→ **Material for this exercise**
[start]
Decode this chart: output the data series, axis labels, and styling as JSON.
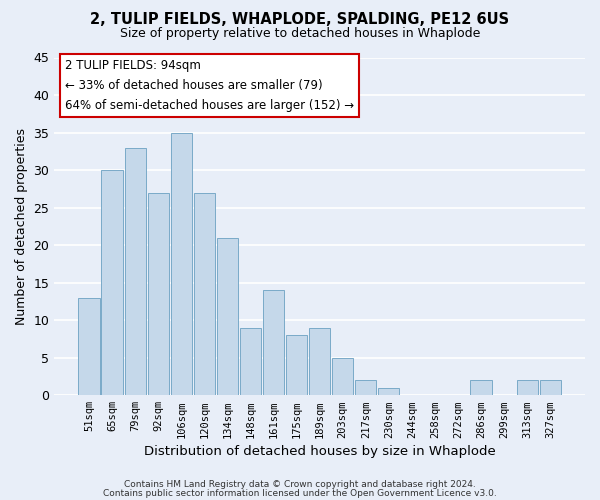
{
  "title": "2, TULIP FIELDS, WHAPLODE, SPALDING, PE12 6US",
  "subtitle": "Size of property relative to detached houses in Whaplode",
  "xlabel": "Distribution of detached houses by size in Whaplode",
  "ylabel": "Number of detached properties",
  "bar_labels": [
    "51sqm",
    "65sqm",
    "79sqm",
    "92sqm",
    "106sqm",
    "120sqm",
    "134sqm",
    "148sqm",
    "161sqm",
    "175sqm",
    "189sqm",
    "203sqm",
    "217sqm",
    "230sqm",
    "244sqm",
    "258sqm",
    "272sqm",
    "286sqm",
    "299sqm",
    "313sqm",
    "327sqm"
  ],
  "bar_values": [
    13,
    30,
    33,
    27,
    35,
    27,
    21,
    9,
    14,
    8,
    9,
    5,
    2,
    1,
    0,
    0,
    0,
    2,
    0,
    2,
    2
  ],
  "bar_color": "#c5d8ea",
  "bar_edge_color": "#7aaac8",
  "ylim": [
    0,
    45
  ],
  "yticks": [
    0,
    5,
    10,
    15,
    20,
    25,
    30,
    35,
    40,
    45
  ],
  "annotation_title": "2 TULIP FIELDS: 94sqm",
  "annotation_line1": "← 33% of detached houses are smaller (79)",
  "annotation_line2": "64% of semi-detached houses are larger (152) →",
  "annotation_box_color": "#ffffff",
  "annotation_box_edge": "#cc0000",
  "footer1": "Contains HM Land Registry data © Crown copyright and database right 2024.",
  "footer2": "Contains public sector information licensed under the Open Government Licence v3.0.",
  "bg_color": "#e8eef8",
  "grid_color": "#ffffff",
  "title_fontsize": 10.5,
  "subtitle_fontsize": 9
}
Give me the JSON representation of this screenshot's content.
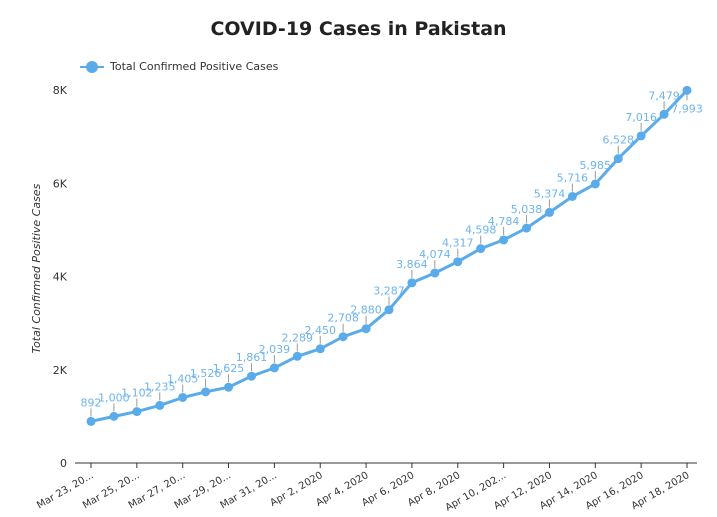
{
  "chart_data": {
    "type": "line",
    "title": "COVID-19 Cases in Pakistan",
    "xlabel": "",
    "ylabel": "Total Confirmed Positive Cases",
    "ylim": [
      0,
      8000
    ],
    "y_ticks": [
      "0",
      "2K",
      "4K",
      "6K",
      "8K"
    ],
    "y_tick_values": [
      0,
      2000,
      4000,
      6000,
      8000
    ],
    "x_tick_labels": [
      "Mar 23, 20...",
      "Mar 25, 20...",
      "Mar 27, 20...",
      "Mar 29, 20...",
      "Mar 31, 20...",
      "Apr 2, 2020",
      "Apr 4, 2020",
      "Apr 6, 2020",
      "Apr 8, 2020",
      "Apr 10, 202...",
      "Apr 12, 2020",
      "Apr 14, 2020",
      "Apr 16, 2020",
      "Apr 18, 2020"
    ],
    "x_tick_dates": [
      "2020-03-23",
      "2020-03-25",
      "2020-03-27",
      "2020-03-29",
      "2020-03-31",
      "2020-04-02",
      "2020-04-04",
      "2020-04-06",
      "2020-04-08",
      "2020-04-10",
      "2020-04-12",
      "2020-04-14",
      "2020-04-16",
      "2020-04-18"
    ],
    "x": [
      "2020-03-23",
      "2020-03-24",
      "2020-03-25",
      "2020-03-26",
      "2020-03-27",
      "2020-03-28",
      "2020-03-29",
      "2020-03-30",
      "2020-03-31",
      "2020-04-01",
      "2020-04-02",
      "2020-04-03",
      "2020-04-04",
      "2020-04-05",
      "2020-04-06",
      "2020-04-07",
      "2020-04-08",
      "2020-04-09",
      "2020-04-10",
      "2020-04-11",
      "2020-04-12",
      "2020-04-13",
      "2020-04-14",
      "2020-04-15",
      "2020-04-16",
      "2020-04-17",
      "2020-04-18"
    ],
    "series": [
      {
        "name": "Total Confirmed Positive Cases",
        "color": "#5aabea",
        "values": [
          892,
          1000,
          1102,
          1235,
          1405,
          1526,
          1625,
          1861,
          2039,
          2289,
          2450,
          2708,
          2880,
          3287,
          3864,
          4074,
          4317,
          4598,
          4784,
          5038,
          5374,
          5716,
          5985,
          6528,
          7016,
          7479,
          7993
        ],
        "labels": [
          "892",
          "1,000",
          "1,102",
          "1,235",
          "1,405",
          "1,526",
          "1,625",
          "1,861",
          "2,039",
          "2,289",
          "2,450",
          "2,708",
          "2,880",
          "3,287",
          "3,864",
          "4,074",
          "4,317",
          "4,598",
          "4,784",
          "5,038",
          "5,374",
          "5,716",
          "5,985",
          "6,528",
          "7,016",
          "7,479",
          "7,993"
        ]
      }
    ],
    "legend_position": "top-left",
    "grid": false
  }
}
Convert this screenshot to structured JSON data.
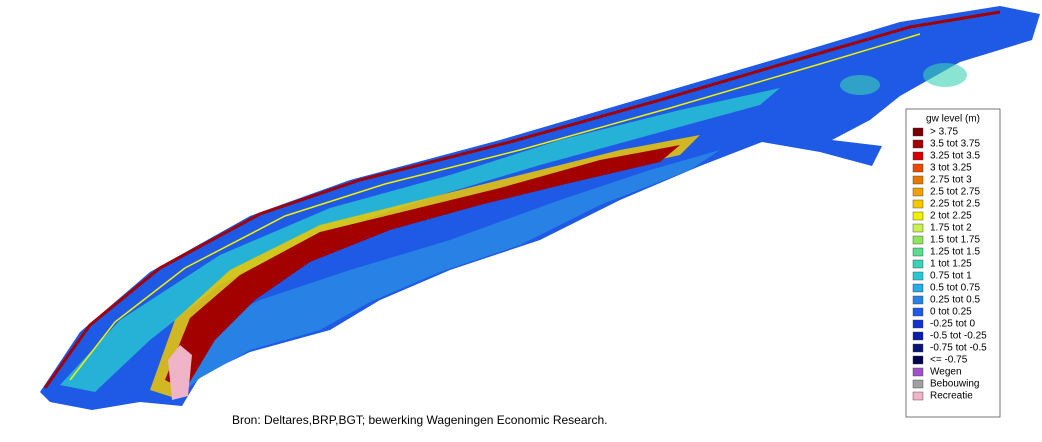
{
  "legend": {
    "title": "gw level (m)",
    "items": [
      {
        "label": "> 3.75",
        "color": "#7a0000"
      },
      {
        "label": "3.5 tot 3.75",
        "color": "#a30000"
      },
      {
        "label": "3.25 tot 3.5",
        "color": "#d40000"
      },
      {
        "label": "3 tot 3.25",
        "color": "#e84a00"
      },
      {
        "label": "2.75 tot 3",
        "color": "#e87800"
      },
      {
        "label": "2.5 tot 2.75",
        "color": "#f0a000"
      },
      {
        "label": "2.25 tot 2.5",
        "color": "#f5c800"
      },
      {
        "label": "2 tot 2.25",
        "color": "#f0f000"
      },
      {
        "label": "1.75 tot 2",
        "color": "#c8f050"
      },
      {
        "label": "1.5 tot 1.75",
        "color": "#8ee65a"
      },
      {
        "label": "1.25 tot 1.5",
        "color": "#5adc8c"
      },
      {
        "label": "1 tot 1.25",
        "color": "#3cd2b4"
      },
      {
        "label": "0.75 tot 1",
        "color": "#28c8d2"
      },
      {
        "label": "0.5 tot 0.75",
        "color": "#28aae6"
      },
      {
        "label": "0.25 tot 0.5",
        "color": "#2882e6"
      },
      {
        "label": "0 tot 0.25",
        "color": "#1e5ae6"
      },
      {
        "label": "-0.25 tot 0",
        "color": "#1432d2"
      },
      {
        "label": "-0.5 tot -0.25",
        "color": "#0a1eaa"
      },
      {
        "label": "-0.75 tot -0.5",
        "color": "#0a1478"
      },
      {
        "label": "<= -0.75",
        "color": "#000050"
      },
      {
        "label": "Wegen",
        "color": "#a050c8"
      },
      {
        "label": "Bebouwing",
        "color": "#a0a0a0"
      },
      {
        "label": "Recreatie",
        "color": "#f0b4c8"
      }
    ]
  },
  "source": "Bron: Deltares,BRP,BGT; bewerking Wageningen Economic Research."
}
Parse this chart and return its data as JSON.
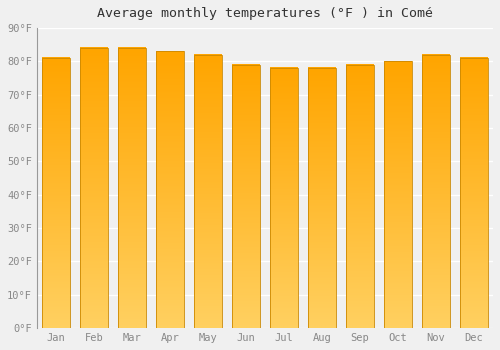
{
  "title": "Average monthly temperatures (°F ) in Comé",
  "months": [
    "Jan",
    "Feb",
    "Mar",
    "Apr",
    "May",
    "Jun",
    "Jul",
    "Aug",
    "Sep",
    "Oct",
    "Nov",
    "Dec"
  ],
  "values": [
    81,
    84,
    84,
    83,
    82,
    79,
    78,
    78,
    79,
    80,
    82,
    81
  ],
  "bar_color_top": "#FFA500",
  "bar_color_bottom": "#FFD060",
  "bar_edge_color": "#CC8800",
  "ylim": [
    0,
    90
  ],
  "yticks": [
    0,
    10,
    20,
    30,
    40,
    50,
    60,
    70,
    80,
    90
  ],
  "background_color": "#f0f0f0",
  "grid_color": "#ffffff",
  "title_fontsize": 9.5,
  "tick_fontsize": 7.5,
  "tick_color": "#888888",
  "title_color": "#333333",
  "bar_width": 0.72,
  "n_gradient_steps": 50
}
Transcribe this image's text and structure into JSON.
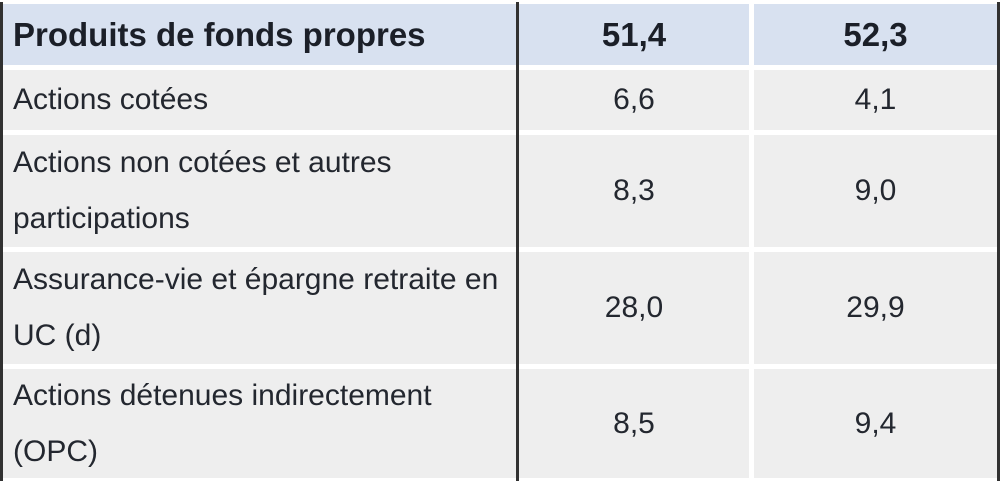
{
  "table": {
    "header": {
      "label": "Produits de fonds propres",
      "value1": "51,4",
      "value2": "52,3"
    },
    "rows": [
      {
        "label": "Actions cotées",
        "value1": "6,6",
        "value2": "4,1"
      },
      {
        "label": "Actions non cotées et autres\nparticipations",
        "value1": "8,3",
        "value2": "9,0"
      },
      {
        "label": "Assurance-vie et épargne retraite en\nUC (d)",
        "value1": "28,0",
        "value2": "29,9"
      },
      {
        "label": "Actions détenues indirectement\n(OPC)",
        "value1": "8,5",
        "value2": "9,4"
      }
    ],
    "colors": {
      "header_background": "#d8e1f0",
      "row_background": "#eeeeee",
      "border": "#313131",
      "header_text": "#1b1f28",
      "body_text": "#23272f"
    }
  }
}
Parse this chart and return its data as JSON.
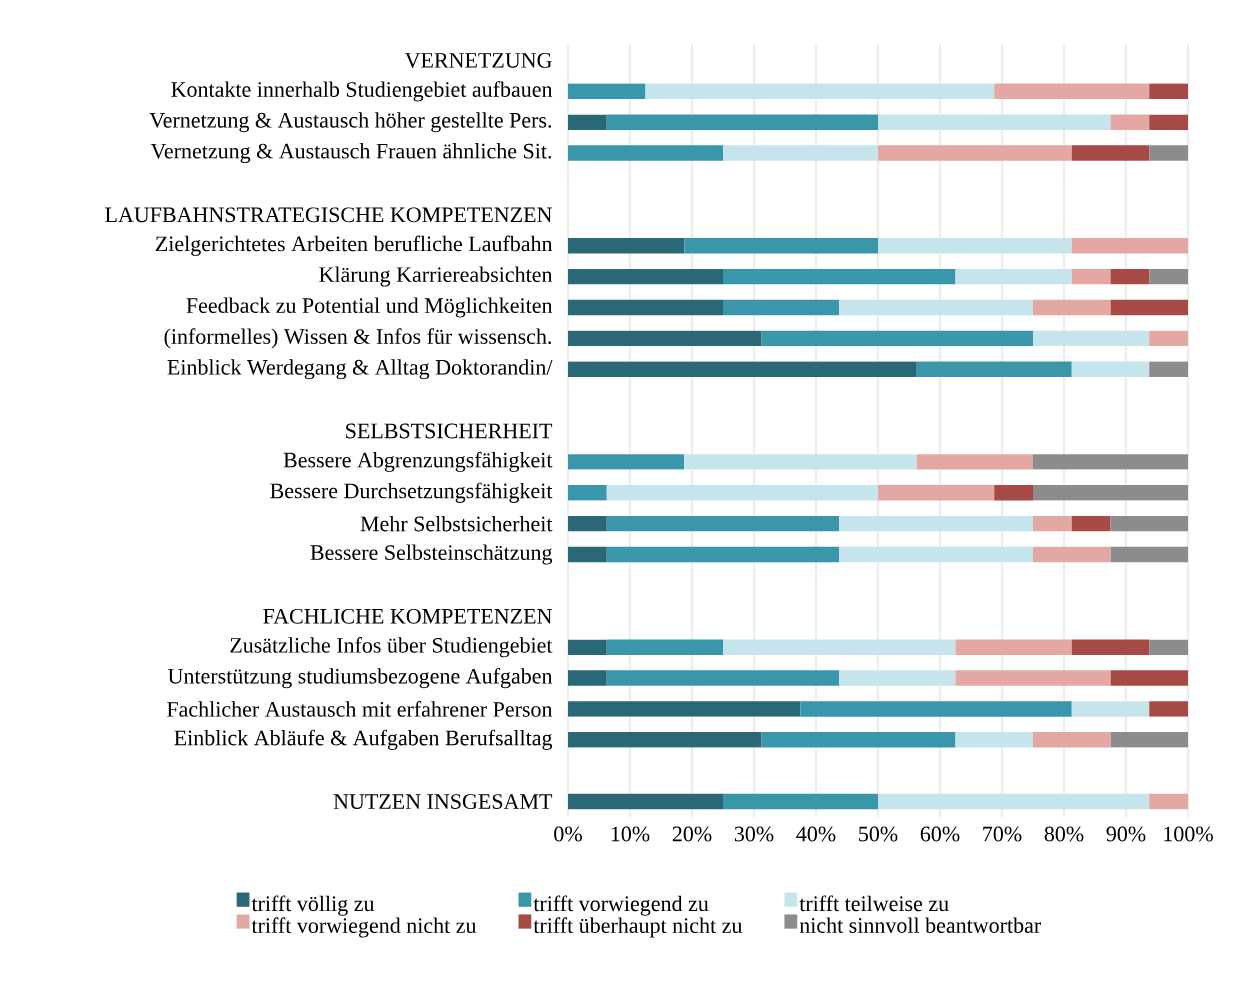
{
  "chart_data": {
    "type": "bar",
    "orientation": "horizontal",
    "stacked": true,
    "categories": [
      "VERNETZUNG",
      "Kontakte innerhalb Studiengebiet aufbauen",
      "Vernetzung & Austausch höher gestellte Pers.",
      "Vernetzung & Austausch Frauen ähnliche Sit.",
      null,
      "LAUFBAHNSTRATEGISCHE KOMPETENZEN",
      "Zielgerichtetes Arbeiten berufliche Laufbahn",
      "Klärung Karriereabsichten",
      "Feedback zu Potential und Möglichkeiten",
      "(informelles) Wissen & Infos für wissensch.",
      "Einblick Werdegang & Alltag Doktorandin/",
      null,
      "SELBSTSICHERHEIT",
      "Bessere Abgrenzungsfähigkeit",
      "Bessere Durchsetzungsfähigkeit",
      "Mehr Selbstsicherheit",
      "Bessere Selbsteinschätzung",
      null,
      "FACHLICHE KOMPETENZEN",
      "Zusätzliche Infos über Studiengebiet",
      "Unterstützung studiumsbezogene Aufgaben",
      "Fachlicher Austausch mit erfahrener Person",
      "Einblick Abläufe & Aufgaben Berufsalltag",
      null,
      "NUTZEN INSGESAMT"
    ],
    "series": [
      {
        "name": "trifft völlig zu",
        "color": "#2a6878",
        "values": [
          null,
          0,
          6.25,
          0,
          null,
          null,
          18.75,
          25,
          25,
          31.25,
          56.25,
          null,
          null,
          0,
          0,
          6.25,
          6.25,
          null,
          null,
          6.25,
          6.25,
          37.5,
          31.25,
          null,
          25
        ]
      },
      {
        "name": "trifft vorwiegend zu",
        "color": "#3a97ab",
        "values": [
          null,
          12.5,
          43.75,
          25,
          null,
          null,
          31.25,
          37.5,
          18.75,
          43.75,
          25,
          null,
          null,
          18.75,
          6.25,
          37.5,
          37.5,
          null,
          null,
          18.75,
          37.5,
          43.75,
          31.25,
          null,
          25
        ]
      },
      {
        "name": "trifft teilweise zu",
        "color": "#c5e4ec",
        "values": [
          null,
          56.25,
          37.5,
          25,
          null,
          null,
          31.25,
          18.75,
          31.25,
          18.75,
          12.5,
          null,
          null,
          37.5,
          43.75,
          31.25,
          31.25,
          null,
          null,
          37.5,
          18.75,
          12.5,
          12.5,
          null,
          43.75
        ]
      },
      {
        "name": "trifft vorwiegend nicht zu",
        "color": "#e3a8a4",
        "values": [
          null,
          25,
          6.25,
          31.25,
          null,
          null,
          18.75,
          6.25,
          12.5,
          6.25,
          0,
          null,
          null,
          18.75,
          18.75,
          6.25,
          12.5,
          null,
          null,
          18.75,
          25,
          0,
          12.5,
          null,
          6.25
        ]
      },
      {
        "name": "trifft überhaupt nicht zu",
        "color": "#a64a46",
        "values": [
          null,
          6.25,
          6.25,
          12.5,
          null,
          null,
          0,
          6.25,
          12.5,
          0,
          0,
          null,
          null,
          0,
          6.25,
          6.25,
          0,
          null,
          null,
          12.5,
          12.5,
          6.25,
          0,
          null,
          0
        ]
      },
      {
        "name": "nicht sinnvoll beantwortbar",
        "color": "#8c8c8c",
        "values": [
          null,
          0,
          0,
          6.25,
          null,
          null,
          0,
          6.25,
          0,
          0,
          6.25,
          null,
          null,
          25,
          25,
          12.5,
          12.5,
          null,
          null,
          6.25,
          0,
          0,
          12.5,
          null,
          0
        ]
      }
    ],
    "xlim": [
      0,
      100
    ],
    "xticks": [
      {
        "value": 0,
        "label": "0%"
      },
      {
        "value": 10,
        "label": "10%"
      },
      {
        "value": 20,
        "label": "20%"
      },
      {
        "value": 30,
        "label": "30%"
      },
      {
        "value": 40,
        "label": "40%"
      },
      {
        "value": 50,
        "label": "50%"
      },
      {
        "value": 60,
        "label": "60%"
      },
      {
        "value": 70,
        "label": "70%"
      },
      {
        "value": 80,
        "label": "80%"
      },
      {
        "value": 90,
        "label": "90%"
      },
      {
        "value": 100,
        "label": "100%"
      }
    ],
    "grid": "x",
    "legend": "bottom"
  }
}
[end]
→ **Task objective**
State how many lines of the listing above hold the word "Studiengebiet", with nothing but the number.

→ **Finished exercise**
2